* start *

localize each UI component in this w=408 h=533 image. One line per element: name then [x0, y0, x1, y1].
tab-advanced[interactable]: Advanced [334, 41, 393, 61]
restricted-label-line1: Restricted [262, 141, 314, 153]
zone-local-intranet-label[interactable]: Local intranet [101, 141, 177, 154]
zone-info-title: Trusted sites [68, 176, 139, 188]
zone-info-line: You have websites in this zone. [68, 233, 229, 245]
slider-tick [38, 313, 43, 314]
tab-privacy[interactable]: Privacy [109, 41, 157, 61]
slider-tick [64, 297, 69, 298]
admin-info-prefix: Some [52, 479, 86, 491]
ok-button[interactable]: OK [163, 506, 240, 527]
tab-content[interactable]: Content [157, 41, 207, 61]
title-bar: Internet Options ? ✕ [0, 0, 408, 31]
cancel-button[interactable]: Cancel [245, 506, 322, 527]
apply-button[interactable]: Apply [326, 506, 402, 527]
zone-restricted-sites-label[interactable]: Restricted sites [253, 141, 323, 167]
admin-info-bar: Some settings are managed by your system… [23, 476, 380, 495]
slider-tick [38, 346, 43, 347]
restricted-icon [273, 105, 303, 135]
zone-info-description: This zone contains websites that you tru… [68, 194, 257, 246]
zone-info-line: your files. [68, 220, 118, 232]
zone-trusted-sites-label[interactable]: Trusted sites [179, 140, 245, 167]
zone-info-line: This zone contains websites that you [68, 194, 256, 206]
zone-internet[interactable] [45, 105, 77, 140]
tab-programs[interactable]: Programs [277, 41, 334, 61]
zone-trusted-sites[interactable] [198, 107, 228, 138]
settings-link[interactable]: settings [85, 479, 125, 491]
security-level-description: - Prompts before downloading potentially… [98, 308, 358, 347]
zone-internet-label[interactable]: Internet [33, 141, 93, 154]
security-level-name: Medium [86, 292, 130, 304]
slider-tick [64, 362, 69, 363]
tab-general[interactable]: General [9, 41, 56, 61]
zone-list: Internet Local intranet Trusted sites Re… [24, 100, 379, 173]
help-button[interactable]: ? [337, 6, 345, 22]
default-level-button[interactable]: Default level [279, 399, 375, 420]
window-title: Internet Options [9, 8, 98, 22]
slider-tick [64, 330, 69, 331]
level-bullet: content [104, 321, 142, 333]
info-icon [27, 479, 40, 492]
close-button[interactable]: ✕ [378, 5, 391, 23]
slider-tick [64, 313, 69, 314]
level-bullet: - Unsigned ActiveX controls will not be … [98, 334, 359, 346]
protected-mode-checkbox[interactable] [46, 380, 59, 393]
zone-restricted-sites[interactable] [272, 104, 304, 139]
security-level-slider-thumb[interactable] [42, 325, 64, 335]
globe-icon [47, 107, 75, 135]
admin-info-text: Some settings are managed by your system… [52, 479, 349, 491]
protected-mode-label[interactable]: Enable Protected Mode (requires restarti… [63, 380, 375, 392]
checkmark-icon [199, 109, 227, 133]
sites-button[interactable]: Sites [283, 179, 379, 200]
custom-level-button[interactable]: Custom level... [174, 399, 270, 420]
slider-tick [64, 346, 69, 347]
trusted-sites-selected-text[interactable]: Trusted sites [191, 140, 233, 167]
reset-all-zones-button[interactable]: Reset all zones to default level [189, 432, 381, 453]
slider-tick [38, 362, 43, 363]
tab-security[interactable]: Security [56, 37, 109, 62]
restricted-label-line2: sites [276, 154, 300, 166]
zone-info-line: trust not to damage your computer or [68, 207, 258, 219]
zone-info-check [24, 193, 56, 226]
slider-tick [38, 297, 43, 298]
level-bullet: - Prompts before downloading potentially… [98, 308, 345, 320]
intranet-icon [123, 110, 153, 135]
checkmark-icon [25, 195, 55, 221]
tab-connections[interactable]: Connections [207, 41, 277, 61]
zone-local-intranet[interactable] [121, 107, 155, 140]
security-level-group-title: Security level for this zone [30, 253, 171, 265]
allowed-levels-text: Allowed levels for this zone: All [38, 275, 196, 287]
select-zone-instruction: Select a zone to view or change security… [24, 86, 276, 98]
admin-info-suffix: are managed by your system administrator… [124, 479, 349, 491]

* end *

- [Directions for this task]:
Please retype every line of the listing above, character for character, without changing anything.

- [Expected answer]:
localize each UI component in this w=408 h=533 image. One line per element: name then [x0, y0, x1, y1].
tab-advanced[interactable]: Advanced [334, 41, 393, 61]
restricted-label-line1: Restricted [262, 141, 314, 153]
zone-local-intranet-label[interactable]: Local intranet [101, 141, 177, 154]
zone-info-title: Trusted sites [68, 176, 139, 188]
zone-info-line: You have websites in this zone. [68, 233, 229, 245]
slider-tick [38, 313, 43, 314]
tab-privacy[interactable]: Privacy [109, 41, 157, 61]
slider-tick [64, 297, 69, 298]
admin-info-prefix: Some [52, 479, 86, 491]
ok-button[interactable]: OK [163, 506, 240, 527]
tab-content[interactable]: Content [157, 41, 207, 61]
title-bar: Internet Options ? ✕ [0, 0, 408, 31]
cancel-button[interactable]: Cancel [245, 506, 322, 527]
apply-button[interactable]: Apply [326, 506, 402, 527]
zone-restricted-sites-label[interactable]: Restricted sites [253, 141, 323, 167]
admin-info-bar: Some settings are managed by your system… [23, 476, 380, 495]
slider-tick [38, 346, 43, 347]
restricted-icon [273, 105, 303, 135]
zone-info-description: This zone contains websites that you tru… [68, 194, 257, 246]
zone-info-line: your files. [68, 220, 118, 232]
zone-trusted-sites-label[interactable]: Trusted sites [179, 140, 245, 167]
zone-info-line: This zone contains websites that you [68, 194, 256, 206]
zone-internet[interactable] [45, 105, 77, 140]
tab-programs[interactable]: Programs [277, 41, 334, 61]
zone-trusted-sites[interactable] [198, 107, 228, 138]
settings-link[interactable]: settings [85, 479, 125, 491]
security-level-description: - Prompts before downloading potentially… [98, 308, 358, 347]
zone-internet-label[interactable]: Internet [33, 141, 93, 154]
security-level-name: Medium [86, 292, 130, 304]
slider-tick [64, 362, 69, 363]
tab-general[interactable]: General [9, 41, 56, 61]
zone-list: Internet Local intranet Trusted sites Re… [24, 100, 379, 173]
help-button[interactable]: ? [337, 6, 345, 22]
default-level-button[interactable]: Default level [279, 399, 375, 420]
window-title: Internet Options [9, 8, 98, 22]
slider-tick [64, 330, 69, 331]
level-bullet: content [104, 321, 142, 333]
info-icon [27, 479, 40, 492]
close-button[interactable]: ✕ [378, 5, 391, 23]
slider-tick [64, 313, 69, 314]
level-bullet: - Unsigned ActiveX controls will not be … [98, 334, 359, 346]
protected-mode-checkbox[interactable] [46, 380, 59, 393]
zone-restricted-sites[interactable] [272, 104, 304, 139]
security-level-slider-thumb[interactable] [42, 325, 64, 335]
globe-icon [47, 107, 75, 135]
admin-info-text: Some settings are managed by your system… [52, 479, 349, 491]
protected-mode-label[interactable]: Enable Protected Mode (requires restarti… [63, 380, 375, 392]
checkmark-icon [199, 109, 227, 133]
sites-button[interactable]: Sites [283, 179, 379, 200]
custom-level-button[interactable]: Custom level... [174, 399, 270, 420]
slider-tick [64, 346, 69, 347]
trusted-sites-selected-text[interactable]: Trusted sites [191, 140, 233, 167]
reset-all-zones-button[interactable]: Reset all zones to default level [189, 432, 381, 453]
slider-tick [38, 362, 43, 363]
tab-security[interactable]: Security [56, 37, 109, 62]
restricted-label-line2: sites [276, 154, 300, 166]
zone-info-line: trust not to damage your computer or [68, 207, 258, 219]
zone-info-check [24, 193, 56, 226]
slider-tick [38, 297, 43, 298]
level-bullet: - Prompts before downloading potentially… [98, 308, 345, 320]
intranet-icon [123, 110, 153, 135]
checkmark-icon [25, 195, 55, 221]
tab-connections[interactable]: Connections [207, 41, 277, 61]
zone-local-intranet[interactable] [121, 107, 155, 140]
security-level-group-title: Security level for this zone [30, 253, 171, 265]
allowed-levels-text: Allowed levels for this zone: All [38, 275, 196, 287]
select-zone-instruction: Select a zone to view or change security… [24, 86, 276, 98]
admin-info-suffix: are managed by your system administrator… [124, 479, 349, 491]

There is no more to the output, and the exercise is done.